- [Direction] Exclude the pictures; give every entry again exactly as written.

- [Data to process]
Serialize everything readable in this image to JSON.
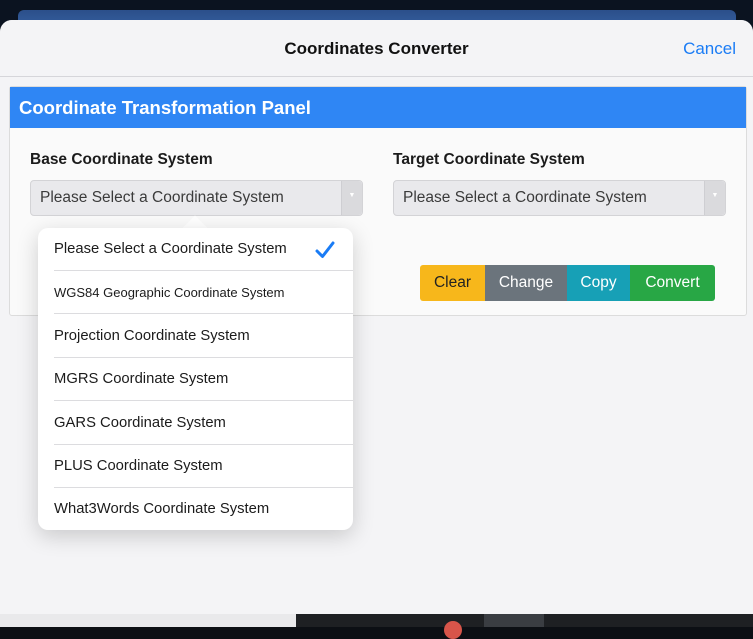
{
  "navbar": {
    "title": "Coordinates Converter",
    "cancel_label": "Cancel"
  },
  "panel": {
    "header": "Coordinate Transformation Panel",
    "base_label": "Base Coordinate System",
    "target_label": "Target Coordinate System",
    "base_select_value": "Please Select a Coordinate System",
    "target_select_value": "Please Select a Coordinate System"
  },
  "buttons": {
    "clear": "Clear",
    "change": "Change",
    "copy": "Copy",
    "convert": "Convert"
  },
  "dropdown": {
    "selected_index": 0,
    "items": [
      "Please Select a Coordinate System",
      "WGS84 Geographic Coordinate System",
      "Projection Coordinate System",
      "MGRS Coordinate System",
      "GARS Coordinate System",
      "PLUS Coordinate System",
      "What3Words Coordinate System"
    ]
  },
  "colors": {
    "accent": "#1a7cf5",
    "panel_header": "#2f86f4",
    "clear": "#f7b71b",
    "change": "#6b747c",
    "copy": "#17a0b6",
    "convert": "#28a745"
  },
  "icons": {
    "selected_check": "checkmark-icon",
    "select_arrow": "chevron-down-icon"
  }
}
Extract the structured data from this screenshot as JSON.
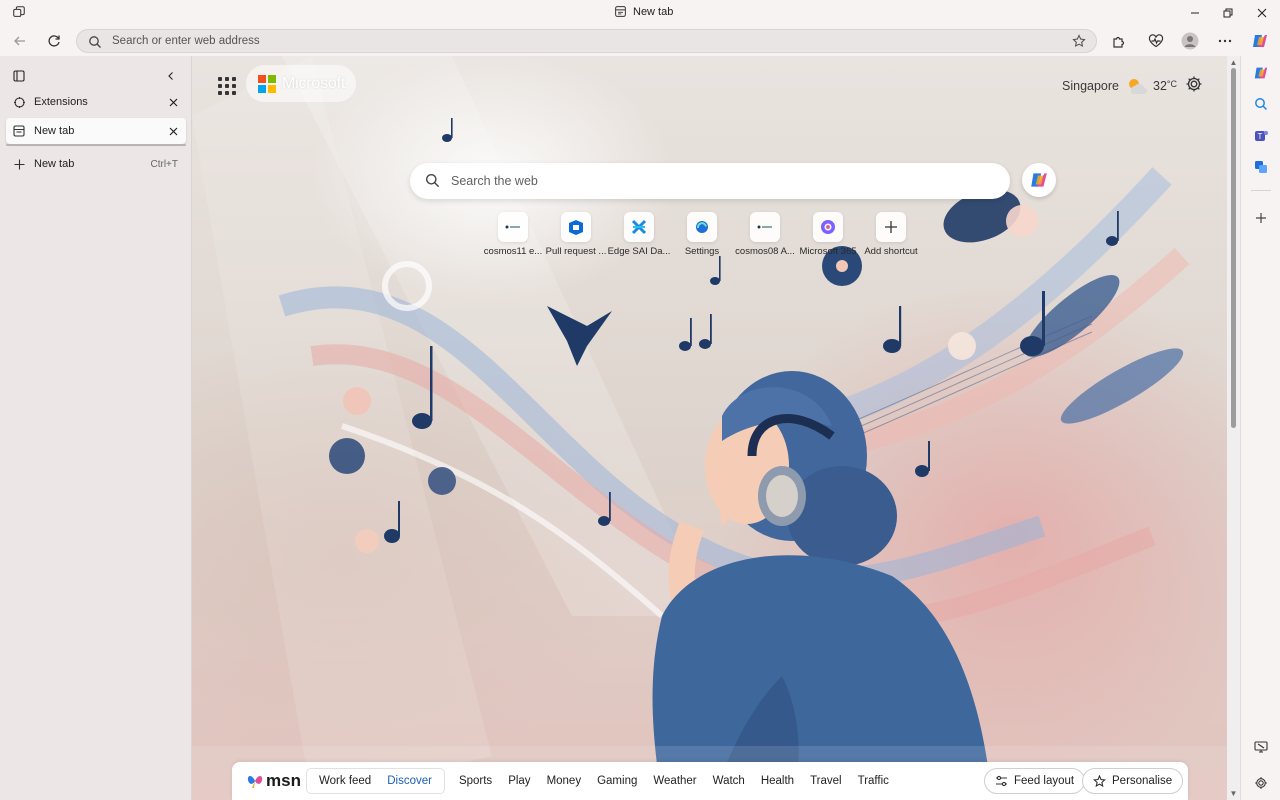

- [Answer to the task]
Serialize everything readable in this image to JSON.
{
  "navbar": {
    "title": "Coordinates Converter",
    "cancel_label": "Cancel"
  },
  "panel": {
    "header": "Coordinate Transformation Panel",
    "base_label": "Base Coordinate System",
    "target_label": "Target Coordinate System",
    "base_select_value": "Please Select a Coordinate System",
    "target_select_value": "Please Select a Coordinate System"
  },
  "buttons": {
    "clear": "Clear",
    "change": "Change",
    "copy": "Copy",
    "convert": "Convert"
  },
  "dropdown": {
    "selected_index": 0,
    "items": [
      "Please Select a Coordinate System",
      "WGS84 Geographic Coordinate System",
      "Projection Coordinate System",
      "MGRS Coordinate System",
      "GARS Coordinate System",
      "PLUS Coordinate System",
      "What3Words Coordinate System"
    ]
  },
  "colors": {
    "accent": "#1a7cf5",
    "panel_header": "#2f86f4",
    "clear": "#f7b71b",
    "change": "#6b747c",
    "copy": "#17a0b6",
    "convert": "#28a745"
  },
  "icons": {
    "selected_check": "checkmark-icon",
    "select_arrow": "chevron-down-icon"
  }
}
Extract the structured data from this screenshot as JSON.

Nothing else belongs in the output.